::: Entries provided :::

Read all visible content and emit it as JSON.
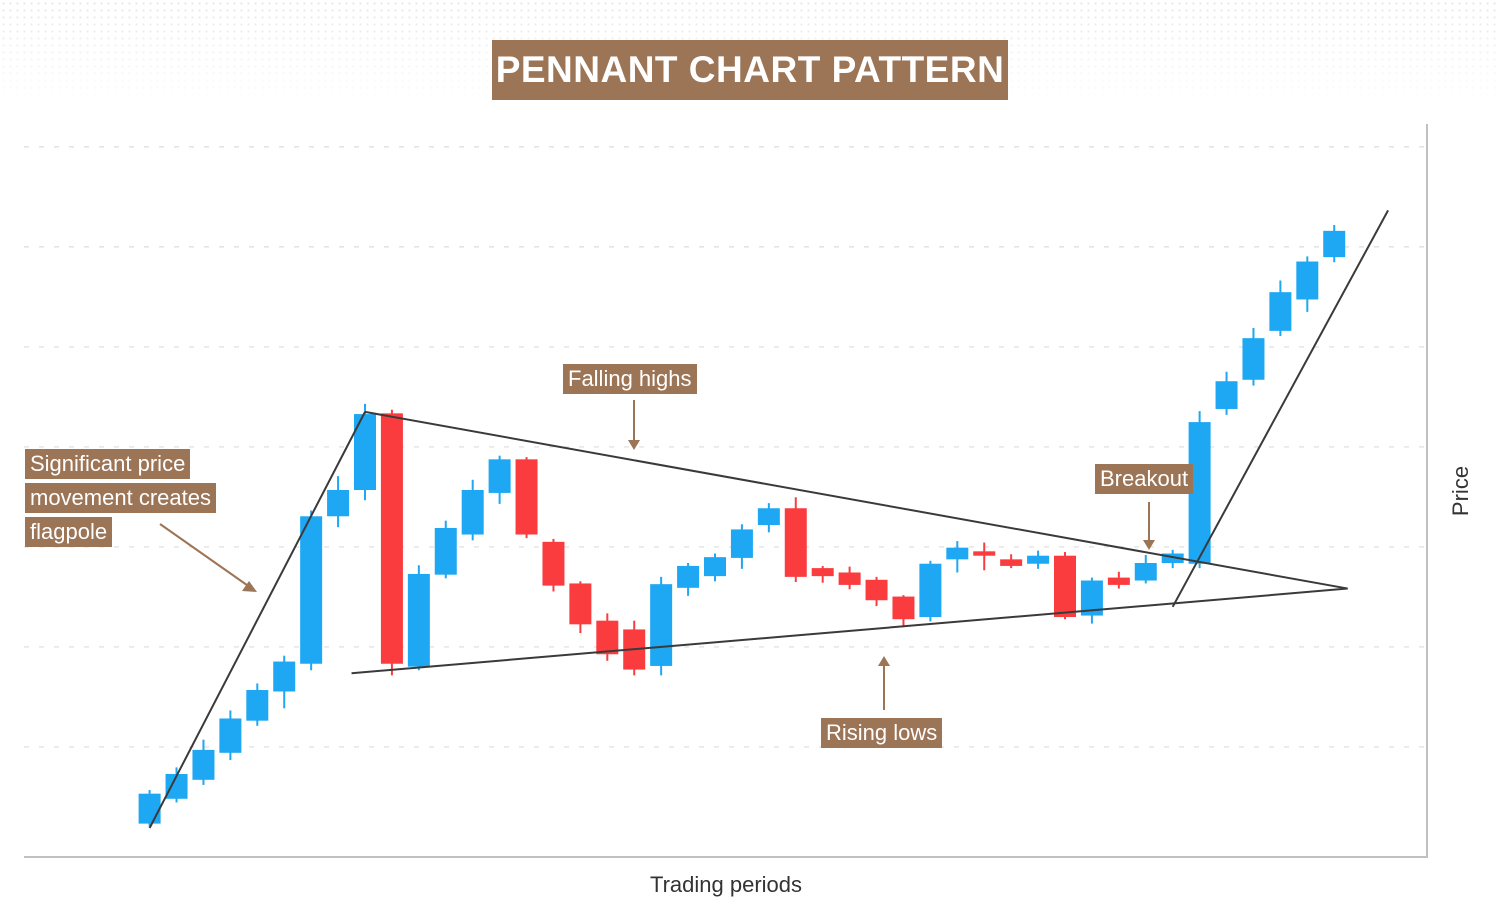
{
  "title": "PENNANT CHART PATTERN",
  "annotations": {
    "flagpole": [
      "Significant price",
      "movement creates",
      "flagpole"
    ],
    "falling_highs": "Falling highs",
    "rising_lows": "Rising lows",
    "breakout": "Breakout"
  },
  "colors": {
    "bullish": "#1ea7f2",
    "bearish": "#fa3c3f",
    "label_bg": "#9c7456",
    "trendline": "#3a3a3a",
    "grid": "#dcdcdc"
  },
  "chart_data": {
    "type": "candlestick",
    "xlabel": "Trading periods",
    "ylabel": "Price",
    "x_range": [
      0,
      52
    ],
    "y_range": [
      0,
      100
    ],
    "grid": "horizontal dashed",
    "candles": [
      {
        "x": 5,
        "open": 4.3,
        "close": 8.4,
        "high": 8.9,
        "low": 3.9
      },
      {
        "x": 6,
        "open": 7.7,
        "close": 11.1,
        "high": 12.0,
        "low": 7.2
      },
      {
        "x": 7,
        "open": 10.3,
        "close": 14.4,
        "high": 15.8,
        "low": 9.6
      },
      {
        "x": 8,
        "open": 14.0,
        "close": 18.7,
        "high": 19.8,
        "low": 13.0
      },
      {
        "x": 9,
        "open": 18.4,
        "close": 22.6,
        "high": 23.5,
        "low": 17.7
      },
      {
        "x": 10,
        "open": 22.4,
        "close": 26.5,
        "high": 27.3,
        "low": 20.1
      },
      {
        "x": 11,
        "open": 26.2,
        "close": 46.4,
        "high": 47.2,
        "low": 25.3
      },
      {
        "x": 12,
        "open": 46.4,
        "close": 50.0,
        "high": 51.9,
        "low": 44.9
      },
      {
        "x": 13,
        "open": 50.0,
        "close": 60.4,
        "high": 61.8,
        "low": 48.6
      },
      {
        "x": 14,
        "open": 60.5,
        "close": 26.2,
        "high": 61.0,
        "low": 24.6
      },
      {
        "x": 15,
        "open": 25.8,
        "close": 38.5,
        "high": 39.7,
        "low": 25.3
      },
      {
        "x": 16,
        "open": 38.4,
        "close": 44.8,
        "high": 45.8,
        "low": 37.9
      },
      {
        "x": 17,
        "open": 43.9,
        "close": 50.0,
        "high": 51.4,
        "low": 43.1
      },
      {
        "x": 18,
        "open": 49.6,
        "close": 54.2,
        "high": 54.7,
        "low": 48.1
      },
      {
        "x": 19,
        "open": 54.2,
        "close": 43.9,
        "high": 54.5,
        "low": 43.4
      },
      {
        "x": 20,
        "open": 42.9,
        "close": 36.9,
        "high": 43.3,
        "low": 36.1
      },
      {
        "x": 21,
        "open": 37.2,
        "close": 31.6,
        "high": 37.5,
        "low": 30.4
      },
      {
        "x": 22,
        "open": 32.1,
        "close": 27.5,
        "high": 33.1,
        "low": 26.6
      },
      {
        "x": 23,
        "open": 30.9,
        "close": 25.4,
        "high": 32.1,
        "low": 24.6
      },
      {
        "x": 24,
        "open": 25.9,
        "close": 37.1,
        "high": 38.1,
        "low": 24.6
      },
      {
        "x": 25,
        "open": 36.6,
        "close": 39.6,
        "high": 40.0,
        "low": 35.5
      },
      {
        "x": 26,
        "open": 38.2,
        "close": 40.8,
        "high": 41.3,
        "low": 37.5
      },
      {
        "x": 27,
        "open": 40.7,
        "close": 44.6,
        "high": 45.3,
        "low": 39.2
      },
      {
        "x": 28,
        "open": 45.2,
        "close": 47.5,
        "high": 48.2,
        "low": 44.2
      },
      {
        "x": 29,
        "open": 47.5,
        "close": 38.1,
        "high": 49.0,
        "low": 37.4
      },
      {
        "x": 30,
        "open": 39.3,
        "close": 38.2,
        "high": 39.6,
        "low": 37.3
      },
      {
        "x": 31,
        "open": 38.7,
        "close": 37.0,
        "high": 39.5,
        "low": 36.4
      },
      {
        "x": 32,
        "open": 37.7,
        "close": 34.9,
        "high": 38.1,
        "low": 34.1
      },
      {
        "x": 33,
        "open": 35.4,
        "close": 32.3,
        "high": 35.6,
        "low": 31.2
      },
      {
        "x": 34,
        "open": 32.6,
        "close": 39.9,
        "high": 40.3,
        "low": 32.0
      },
      {
        "x": 35,
        "open": 40.5,
        "close": 42.1,
        "high": 43.0,
        "low": 38.7
      },
      {
        "x": 36,
        "open": 41.6,
        "close": 41.0,
        "high": 42.8,
        "low": 39.0
      },
      {
        "x": 37,
        "open": 40.5,
        "close": 39.6,
        "high": 41.2,
        "low": 39.3
      },
      {
        "x": 38,
        "open": 39.9,
        "close": 41.0,
        "high": 41.7,
        "low": 39.2
      },
      {
        "x": 39,
        "open": 41.0,
        "close": 32.6,
        "high": 41.5,
        "low": 32.3
      },
      {
        "x": 40,
        "open": 32.8,
        "close": 37.6,
        "high": 38.0,
        "low": 31.7
      },
      {
        "x": 41,
        "open": 38.0,
        "close": 37.0,
        "high": 38.8,
        "low": 36.5
      },
      {
        "x": 42,
        "open": 37.6,
        "close": 40.0,
        "high": 41.1,
        "low": 37.2
      },
      {
        "x": 43,
        "open": 40.0,
        "close": 41.3,
        "high": 41.8,
        "low": 39.3
      },
      {
        "x": 44,
        "open": 39.9,
        "close": 59.3,
        "high": 60.8,
        "low": 39.3
      },
      {
        "x": 45,
        "open": 61.1,
        "close": 64.9,
        "high": 66.2,
        "low": 60.3
      },
      {
        "x": 46,
        "open": 65.1,
        "close": 70.8,
        "high": 72.2,
        "low": 64.3
      },
      {
        "x": 47,
        "open": 71.8,
        "close": 77.1,
        "high": 78.7,
        "low": 71.1
      },
      {
        "x": 48,
        "open": 76.1,
        "close": 81.3,
        "high": 82.0,
        "low": 74.4
      },
      {
        "x": 49,
        "open": 81.9,
        "close": 85.5,
        "high": 86.3,
        "low": 81.2
      }
    ],
    "trendlines": [
      {
        "role": "flagpole",
        "start": [
          5,
          3.7
        ],
        "end": [
          13,
          60.7
        ]
      },
      {
        "role": "falling_highs",
        "start": [
          13,
          60.7
        ],
        "end": [
          49.5,
          36.5
        ]
      },
      {
        "role": "rising_lows",
        "start": [
          12.5,
          24.9
        ],
        "end": [
          49.5,
          36.5
        ]
      },
      {
        "role": "breakout",
        "start": [
          43,
          34.0
        ],
        "end": [
          51,
          88.3
        ]
      }
    ]
  }
}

:::

#### What the task asks
Omitting all images, print the listing exactly.

#### Output of the task
Read all visible content and emit it as JSON.
{
  "title": "PENNANT CHART PATTERN",
  "annotations": {
    "flagpole": [
      "Significant price",
      "movement creates",
      "flagpole"
    ],
    "falling_highs": "Falling highs",
    "rising_lows": "Rising lows",
    "breakout": "Breakout"
  },
  "colors": {
    "bullish": "#1ea7f2",
    "bearish": "#fa3c3f",
    "label_bg": "#9c7456",
    "trendline": "#3a3a3a",
    "grid": "#dcdcdc"
  },
  "chart_data": {
    "type": "candlestick",
    "xlabel": "Trading periods",
    "ylabel": "Price",
    "x_range": [
      0,
      52
    ],
    "y_range": [
      0,
      100
    ],
    "grid": "horizontal dashed",
    "candles": [
      {
        "x": 5,
        "open": 4.3,
        "close": 8.4,
        "high": 8.9,
        "low": 3.9
      },
      {
        "x": 6,
        "open": 7.7,
        "close": 11.1,
        "high": 12.0,
        "low": 7.2
      },
      {
        "x": 7,
        "open": 10.3,
        "close": 14.4,
        "high": 15.8,
        "low": 9.6
      },
      {
        "x": 8,
        "open": 14.0,
        "close": 18.7,
        "high": 19.8,
        "low": 13.0
      },
      {
        "x": 9,
        "open": 18.4,
        "close": 22.6,
        "high": 23.5,
        "low": 17.7
      },
      {
        "x": 10,
        "open": 22.4,
        "close": 26.5,
        "high": 27.3,
        "low": 20.1
      },
      {
        "x": 11,
        "open": 26.2,
        "close": 46.4,
        "high": 47.2,
        "low": 25.3
      },
      {
        "x": 12,
        "open": 46.4,
        "close": 50.0,
        "high": 51.9,
        "low": 44.9
      },
      {
        "x": 13,
        "open": 50.0,
        "close": 60.4,
        "high": 61.8,
        "low": 48.6
      },
      {
        "x": 14,
        "open": 60.5,
        "close": 26.2,
        "high": 61.0,
        "low": 24.6
      },
      {
        "x": 15,
        "open": 25.8,
        "close": 38.5,
        "high": 39.7,
        "low": 25.3
      },
      {
        "x": 16,
        "open": 38.4,
        "close": 44.8,
        "high": 45.8,
        "low": 37.9
      },
      {
        "x": 17,
        "open": 43.9,
        "close": 50.0,
        "high": 51.4,
        "low": 43.1
      },
      {
        "x": 18,
        "open": 49.6,
        "close": 54.2,
        "high": 54.7,
        "low": 48.1
      },
      {
        "x": 19,
        "open": 54.2,
        "close": 43.9,
        "high": 54.5,
        "low": 43.4
      },
      {
        "x": 20,
        "open": 42.9,
        "close": 36.9,
        "high": 43.3,
        "low": 36.1
      },
      {
        "x": 21,
        "open": 37.2,
        "close": 31.6,
        "high": 37.5,
        "low": 30.4
      },
      {
        "x": 22,
        "open": 32.1,
        "close": 27.5,
        "high": 33.1,
        "low": 26.6
      },
      {
        "x": 23,
        "open": 30.9,
        "close": 25.4,
        "high": 32.1,
        "low": 24.6
      },
      {
        "x": 24,
        "open": 25.9,
        "close": 37.1,
        "high": 38.1,
        "low": 24.6
      },
      {
        "x": 25,
        "open": 36.6,
        "close": 39.6,
        "high": 40.0,
        "low": 35.5
      },
      {
        "x": 26,
        "open": 38.2,
        "close": 40.8,
        "high": 41.3,
        "low": 37.5
      },
      {
        "x": 27,
        "open": 40.7,
        "close": 44.6,
        "high": 45.3,
        "low": 39.2
      },
      {
        "x": 28,
        "open": 45.2,
        "close": 47.5,
        "high": 48.2,
        "low": 44.2
      },
      {
        "x": 29,
        "open": 47.5,
        "close": 38.1,
        "high": 49.0,
        "low": 37.4
      },
      {
        "x": 30,
        "open": 39.3,
        "close": 38.2,
        "high": 39.6,
        "low": 37.3
      },
      {
        "x": 31,
        "open": 38.7,
        "close": 37.0,
        "high": 39.5,
        "low": 36.4
      },
      {
        "x": 32,
        "open": 37.7,
        "close": 34.9,
        "high": 38.1,
        "low": 34.1
      },
      {
        "x": 33,
        "open": 35.4,
        "close": 32.3,
        "high": 35.6,
        "low": 31.2
      },
      {
        "x": 34,
        "open": 32.6,
        "close": 39.9,
        "high": 40.3,
        "low": 32.0
      },
      {
        "x": 35,
        "open": 40.5,
        "close": 42.1,
        "high": 43.0,
        "low": 38.7
      },
      {
        "x": 36,
        "open": 41.6,
        "close": 41.0,
        "high": 42.8,
        "low": 39.0
      },
      {
        "x": 37,
        "open": 40.5,
        "close": 39.6,
        "high": 41.2,
        "low": 39.3
      },
      {
        "x": 38,
        "open": 39.9,
        "close": 41.0,
        "high": 41.7,
        "low": 39.2
      },
      {
        "x": 39,
        "open": 41.0,
        "close": 32.6,
        "high": 41.5,
        "low": 32.3
      },
      {
        "x": 40,
        "open": 32.8,
        "close": 37.6,
        "high": 38.0,
        "low": 31.7
      },
      {
        "x": 41,
        "open": 38.0,
        "close": 37.0,
        "high": 38.8,
        "low": 36.5
      },
      {
        "x": 42,
        "open": 37.6,
        "close": 40.0,
        "high": 41.1,
        "low": 37.2
      },
      {
        "x": 43,
        "open": 40.0,
        "close": 41.3,
        "high": 41.8,
        "low": 39.3
      },
      {
        "x": 44,
        "open": 39.9,
        "close": 59.3,
        "high": 60.8,
        "low": 39.3
      },
      {
        "x": 45,
        "open": 61.1,
        "close": 64.9,
        "high": 66.2,
        "low": 60.3
      },
      {
        "x": 46,
        "open": 65.1,
        "close": 70.8,
        "high": 72.2,
        "low": 64.3
      },
      {
        "x": 47,
        "open": 71.8,
        "close": 77.1,
        "high": 78.7,
        "low": 71.1
      },
      {
        "x": 48,
        "open": 76.1,
        "close": 81.3,
        "high": 82.0,
        "low": 74.4
      },
      {
        "x": 49,
        "open": 81.9,
        "close": 85.5,
        "high": 86.3,
        "low": 81.2
      }
    ],
    "trendlines": [
      {
        "role": "flagpole",
        "start": [
          5,
          3.7
        ],
        "end": [
          13,
          60.7
        ]
      },
      {
        "role": "falling_highs",
        "start": [
          13,
          60.7
        ],
        "end": [
          49.5,
          36.5
        ]
      },
      {
        "role": "rising_lows",
        "start": [
          12.5,
          24.9
        ],
        "end": [
          49.5,
          36.5
        ]
      },
      {
        "role": "breakout",
        "start": [
          43,
          34.0
        ],
        "end": [
          51,
          88.3
        ]
      }
    ]
  }
}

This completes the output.